* begin Task inputs *
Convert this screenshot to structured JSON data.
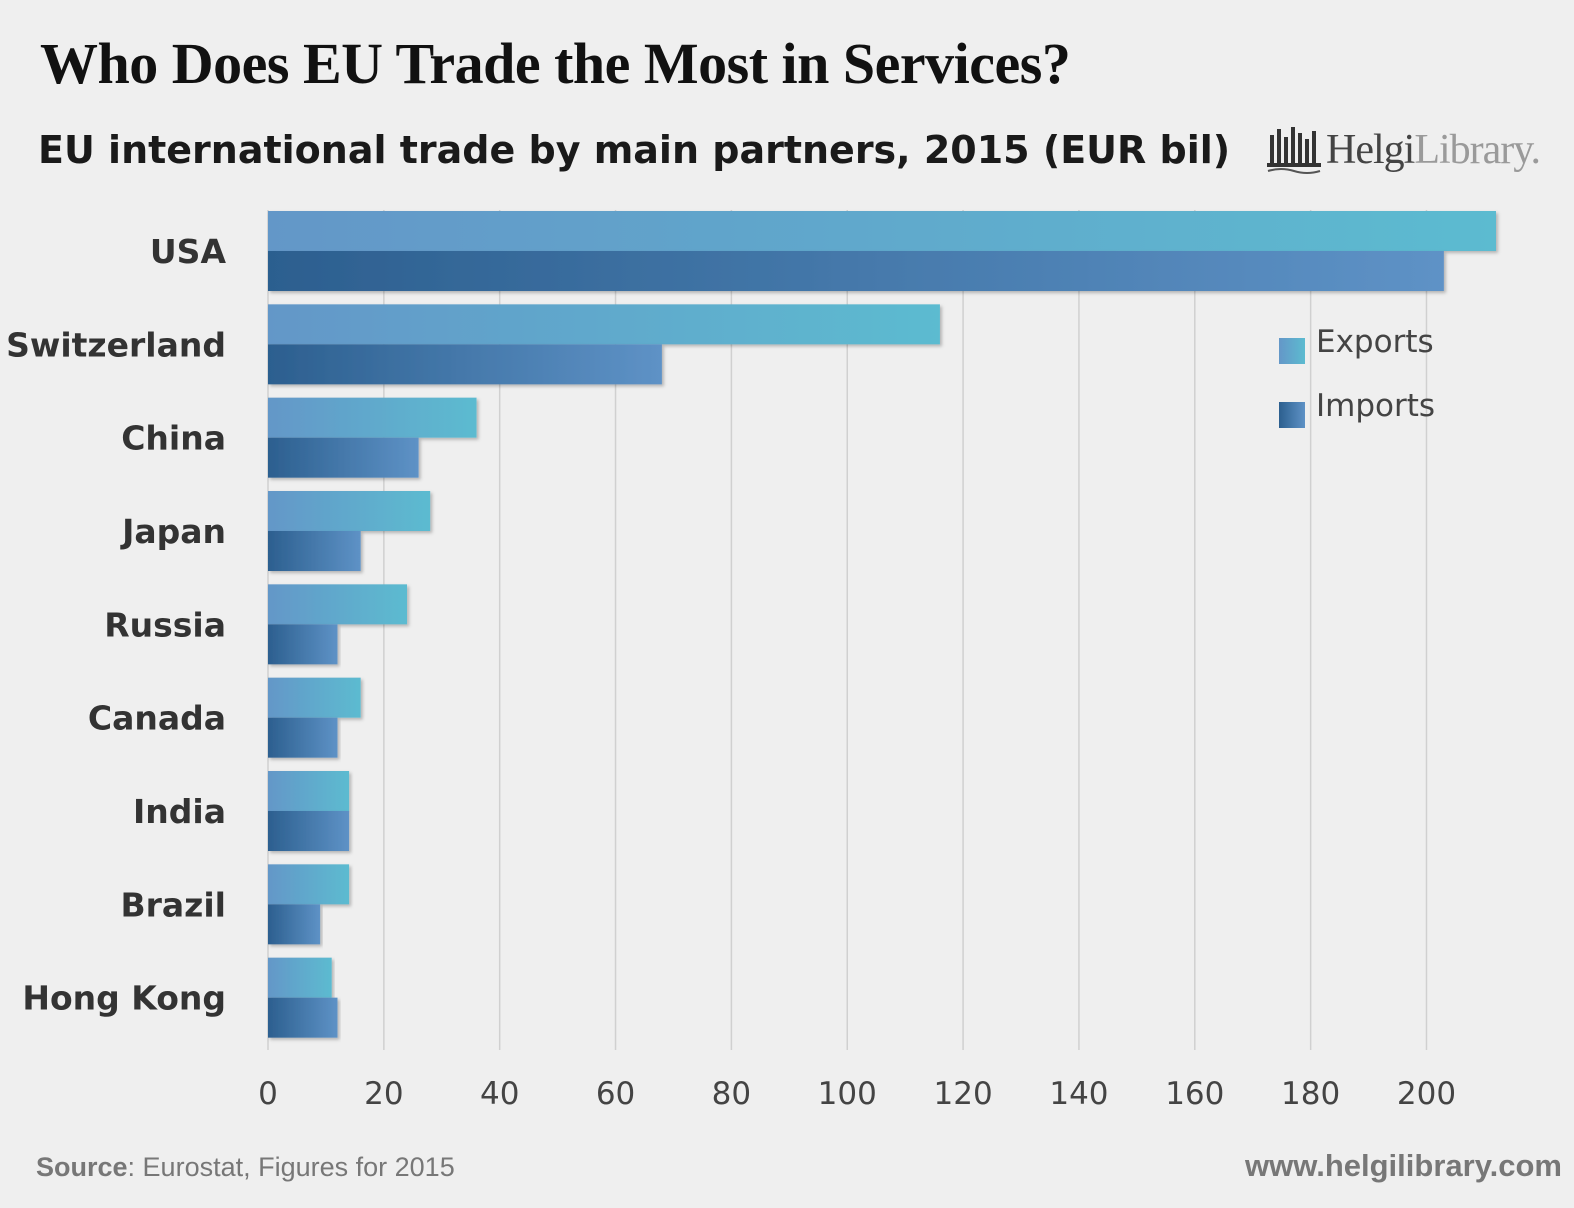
{
  "header": {
    "title": "Who Does EU Trade the Most in Services?",
    "subtitle": "EU international trade by main partners, 2015 (EUR bil)"
  },
  "logo": {
    "name_part1": "Helgi",
    "name_part2": "Library."
  },
  "footer": {
    "source_label": "Source",
    "source_text": ": Eurostat, Figures for 2015",
    "website": "www.helgilibrary.com"
  },
  "colors": {
    "exports_start": "#6497c8",
    "exports_end": "#5cbbd0",
    "imports_start": "#2c5f8f",
    "imports_end": "#5e92c6",
    "gridline": "#d0d0d0",
    "axis_text": "#444444",
    "category_text": "#333333"
  },
  "chart_data": {
    "type": "bar",
    "orientation": "horizontal",
    "title": "Who Does EU Trade the Most in Services?",
    "subtitle": "EU international trade by main partners, 2015 (EUR bil)",
    "categories": [
      "USA",
      "Switzerland",
      "China",
      "Japan",
      "Russia",
      "Canada",
      "India",
      "Brazil",
      "Hong Kong"
    ],
    "series": [
      {
        "name": "Exports",
        "values": [
          212,
          116,
          36,
          28,
          24,
          16,
          14,
          14,
          11
        ]
      },
      {
        "name": "Imports",
        "values": [
          203,
          68,
          26,
          16,
          12,
          12,
          14,
          9,
          12
        ]
      }
    ],
    "xlim": [
      0,
      212
    ],
    "xticks": [
      0,
      20,
      40,
      60,
      80,
      100,
      120,
      140,
      160,
      180,
      200
    ],
    "grid": true,
    "legend": {
      "position": "right",
      "entries": [
        "Exports",
        "Imports"
      ]
    }
  }
}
* end Task inputs *
Leave the pictures out and output the rest of the listing exactly.

Convert this screenshot to structured JSON data.
{
  "header": {
    "title": "Who Does EU Trade the Most in Services?",
    "subtitle": "EU international trade by main partners, 2015 (EUR bil)"
  },
  "logo": {
    "name_part1": "Helgi",
    "name_part2": "Library."
  },
  "footer": {
    "source_label": "Source",
    "source_text": ": Eurostat, Figures for 2015",
    "website": "www.helgilibrary.com"
  },
  "colors": {
    "exports_start": "#6497c8",
    "exports_end": "#5cbbd0",
    "imports_start": "#2c5f8f",
    "imports_end": "#5e92c6",
    "gridline": "#d0d0d0",
    "axis_text": "#444444",
    "category_text": "#333333"
  },
  "chart_data": {
    "type": "bar",
    "orientation": "horizontal",
    "title": "Who Does EU Trade the Most in Services?",
    "subtitle": "EU international trade by main partners, 2015 (EUR bil)",
    "categories": [
      "USA",
      "Switzerland",
      "China",
      "Japan",
      "Russia",
      "Canada",
      "India",
      "Brazil",
      "Hong Kong"
    ],
    "series": [
      {
        "name": "Exports",
        "values": [
          212,
          116,
          36,
          28,
          24,
          16,
          14,
          14,
          11
        ]
      },
      {
        "name": "Imports",
        "values": [
          203,
          68,
          26,
          16,
          12,
          12,
          14,
          9,
          12
        ]
      }
    ],
    "xlim": [
      0,
      212
    ],
    "xticks": [
      0,
      20,
      40,
      60,
      80,
      100,
      120,
      140,
      160,
      180,
      200
    ],
    "grid": true,
    "legend": {
      "position": "right",
      "entries": [
        "Exports",
        "Imports"
      ]
    }
  }
}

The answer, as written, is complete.